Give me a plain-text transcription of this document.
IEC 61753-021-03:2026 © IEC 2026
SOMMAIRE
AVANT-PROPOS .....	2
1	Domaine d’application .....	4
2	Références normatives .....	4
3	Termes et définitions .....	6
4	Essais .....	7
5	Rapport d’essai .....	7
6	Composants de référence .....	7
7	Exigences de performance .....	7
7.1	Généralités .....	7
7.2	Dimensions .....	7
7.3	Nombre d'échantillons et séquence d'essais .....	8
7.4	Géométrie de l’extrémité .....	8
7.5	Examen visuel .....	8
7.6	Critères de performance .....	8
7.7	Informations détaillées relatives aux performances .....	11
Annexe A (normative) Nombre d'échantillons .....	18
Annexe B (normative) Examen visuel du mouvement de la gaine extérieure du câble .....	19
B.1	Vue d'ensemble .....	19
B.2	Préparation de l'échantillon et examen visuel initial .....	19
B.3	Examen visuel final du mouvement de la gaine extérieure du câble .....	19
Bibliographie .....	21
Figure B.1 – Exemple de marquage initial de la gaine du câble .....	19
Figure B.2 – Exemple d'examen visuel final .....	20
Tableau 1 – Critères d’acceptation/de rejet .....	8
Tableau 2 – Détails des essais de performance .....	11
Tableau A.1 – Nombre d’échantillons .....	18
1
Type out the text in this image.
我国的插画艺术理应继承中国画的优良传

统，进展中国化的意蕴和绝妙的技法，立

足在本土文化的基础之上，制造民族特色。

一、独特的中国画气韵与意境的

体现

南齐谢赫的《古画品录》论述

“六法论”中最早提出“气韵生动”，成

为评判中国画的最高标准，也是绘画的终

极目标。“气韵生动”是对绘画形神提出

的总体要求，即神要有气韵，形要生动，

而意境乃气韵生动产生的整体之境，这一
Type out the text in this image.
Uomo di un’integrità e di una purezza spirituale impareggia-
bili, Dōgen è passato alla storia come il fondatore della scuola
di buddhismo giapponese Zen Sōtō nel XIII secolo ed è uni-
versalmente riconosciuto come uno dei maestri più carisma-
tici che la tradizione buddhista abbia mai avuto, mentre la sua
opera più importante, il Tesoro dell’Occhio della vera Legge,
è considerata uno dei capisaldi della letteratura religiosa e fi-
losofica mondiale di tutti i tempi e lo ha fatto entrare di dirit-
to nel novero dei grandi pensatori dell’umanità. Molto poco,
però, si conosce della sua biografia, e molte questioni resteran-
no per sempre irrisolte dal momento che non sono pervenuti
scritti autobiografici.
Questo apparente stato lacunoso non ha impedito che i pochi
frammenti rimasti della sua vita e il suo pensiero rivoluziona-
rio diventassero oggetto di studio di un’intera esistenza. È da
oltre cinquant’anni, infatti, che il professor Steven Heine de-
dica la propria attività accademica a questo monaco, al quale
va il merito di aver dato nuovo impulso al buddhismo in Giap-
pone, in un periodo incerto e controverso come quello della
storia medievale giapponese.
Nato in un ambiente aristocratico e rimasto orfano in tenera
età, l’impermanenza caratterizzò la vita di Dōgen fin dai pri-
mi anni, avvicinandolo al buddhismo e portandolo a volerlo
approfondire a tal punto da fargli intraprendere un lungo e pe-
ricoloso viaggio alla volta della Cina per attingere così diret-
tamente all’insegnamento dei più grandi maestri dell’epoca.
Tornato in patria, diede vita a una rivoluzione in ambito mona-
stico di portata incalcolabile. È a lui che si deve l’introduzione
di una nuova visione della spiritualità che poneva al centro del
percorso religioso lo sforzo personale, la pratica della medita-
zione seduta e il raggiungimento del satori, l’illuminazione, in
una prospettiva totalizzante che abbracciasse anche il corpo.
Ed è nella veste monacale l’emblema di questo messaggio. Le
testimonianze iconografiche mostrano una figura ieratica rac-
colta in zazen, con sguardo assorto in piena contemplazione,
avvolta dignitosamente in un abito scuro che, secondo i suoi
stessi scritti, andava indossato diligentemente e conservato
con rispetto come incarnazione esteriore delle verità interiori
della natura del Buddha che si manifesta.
##############################
What number of lines in the records contain the word "grandi"? Answer with that number alone.

#### RESPONSE FOR THIS EXERCISE
2